DIRECTION: Reproduce the material exactly, omitting nothing.

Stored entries
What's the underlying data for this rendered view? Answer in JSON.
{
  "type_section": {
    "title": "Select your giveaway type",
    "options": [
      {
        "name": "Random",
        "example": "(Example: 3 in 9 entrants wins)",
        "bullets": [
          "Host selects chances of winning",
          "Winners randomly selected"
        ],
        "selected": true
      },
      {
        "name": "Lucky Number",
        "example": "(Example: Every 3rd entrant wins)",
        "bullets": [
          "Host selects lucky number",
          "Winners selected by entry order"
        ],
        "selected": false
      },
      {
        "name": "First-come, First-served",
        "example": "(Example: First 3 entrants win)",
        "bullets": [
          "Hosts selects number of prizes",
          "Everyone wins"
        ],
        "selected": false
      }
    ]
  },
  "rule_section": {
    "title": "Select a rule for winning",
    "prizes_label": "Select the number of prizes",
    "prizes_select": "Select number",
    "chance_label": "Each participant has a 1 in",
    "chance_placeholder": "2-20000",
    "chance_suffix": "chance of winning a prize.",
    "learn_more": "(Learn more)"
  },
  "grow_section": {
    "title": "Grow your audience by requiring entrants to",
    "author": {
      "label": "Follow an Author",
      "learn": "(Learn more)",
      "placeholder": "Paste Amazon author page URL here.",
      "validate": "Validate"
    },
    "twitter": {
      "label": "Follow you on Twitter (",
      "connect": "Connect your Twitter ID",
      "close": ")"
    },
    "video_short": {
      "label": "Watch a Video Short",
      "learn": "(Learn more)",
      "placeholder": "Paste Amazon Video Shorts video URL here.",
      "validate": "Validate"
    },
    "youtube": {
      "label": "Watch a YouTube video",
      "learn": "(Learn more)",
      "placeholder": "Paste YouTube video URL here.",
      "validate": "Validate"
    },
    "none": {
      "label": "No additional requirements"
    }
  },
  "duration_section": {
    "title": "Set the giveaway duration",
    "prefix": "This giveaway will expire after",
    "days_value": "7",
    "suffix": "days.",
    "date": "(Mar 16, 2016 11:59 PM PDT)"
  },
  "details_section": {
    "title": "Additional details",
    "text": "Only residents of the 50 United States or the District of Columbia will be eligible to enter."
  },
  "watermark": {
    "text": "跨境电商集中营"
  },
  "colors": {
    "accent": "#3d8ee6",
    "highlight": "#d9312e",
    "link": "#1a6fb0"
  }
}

SOLUTION TO THE EXERCISE:
What's the underlying data for this rendered view? Answer in JSON.
{
  "type_section": {
    "title": "Select your giveaway type",
    "options": [
      {
        "name": "Random",
        "example": "(Example: 3 in 9 entrants wins)",
        "bullets": [
          "Host selects chances of winning",
          "Winners randomly selected"
        ],
        "selected": true
      },
      {
        "name": "Lucky Number",
        "example": "(Example: Every 3rd entrant wins)",
        "bullets": [
          "Host selects lucky number",
          "Winners selected by entry order"
        ],
        "selected": false
      },
      {
        "name": "First-come, First-served",
        "example": "(Example: First 3 entrants win)",
        "bullets": [
          "Hosts selects number of prizes",
          "Everyone wins"
        ],
        "selected": false
      }
    ]
  },
  "rule_section": {
    "title": "Select a rule for winning",
    "prizes_label": "Select the number of prizes",
    "prizes_select": "Select number",
    "chance_label": "Each participant has a 1 in",
    "chance_placeholder": "2-20000",
    "chance_suffix": "chance of winning a prize.",
    "learn_more": "(Learn more)"
  },
  "grow_section": {
    "title": "Grow your audience by requiring entrants to",
    "author": {
      "label": "Follow an Author",
      "learn": "(Learn more)",
      "placeholder": "Paste Amazon author page URL here.",
      "validate": "Validate"
    },
    "twitter": {
      "label": "Follow you on Twitter (",
      "connect": "Connect your Twitter ID",
      "close": ")"
    },
    "video_short": {
      "label": "Watch a Video Short",
      "learn": "(Learn more)",
      "placeholder": "Paste Amazon Video Shorts video URL here.",
      "validate": "Validate"
    },
    "youtube": {
      "label": "Watch a YouTube video",
      "learn": "(Learn more)",
      "placeholder": "Paste YouTube video URL here.",
      "validate": "Validate"
    },
    "none": {
      "label": "No additional requirements"
    }
  },
  "duration_section": {
    "title": "Set the giveaway duration",
    "prefix": "This giveaway will expire after",
    "days_value": "7",
    "suffix": "days.",
    "date": "(Mar 16, 2016 11:59 PM PDT)"
  },
  "details_section": {
    "title": "Additional details",
    "text": "Only residents of the 50 United States or the District of Columbia will be eligible to enter."
  },
  "watermark": {
    "text": "跨境电商集中营"
  },
  "colors": {
    "accent": "#3d8ee6",
    "highlight": "#d9312e",
    "link": "#1a6fb0"
  }
}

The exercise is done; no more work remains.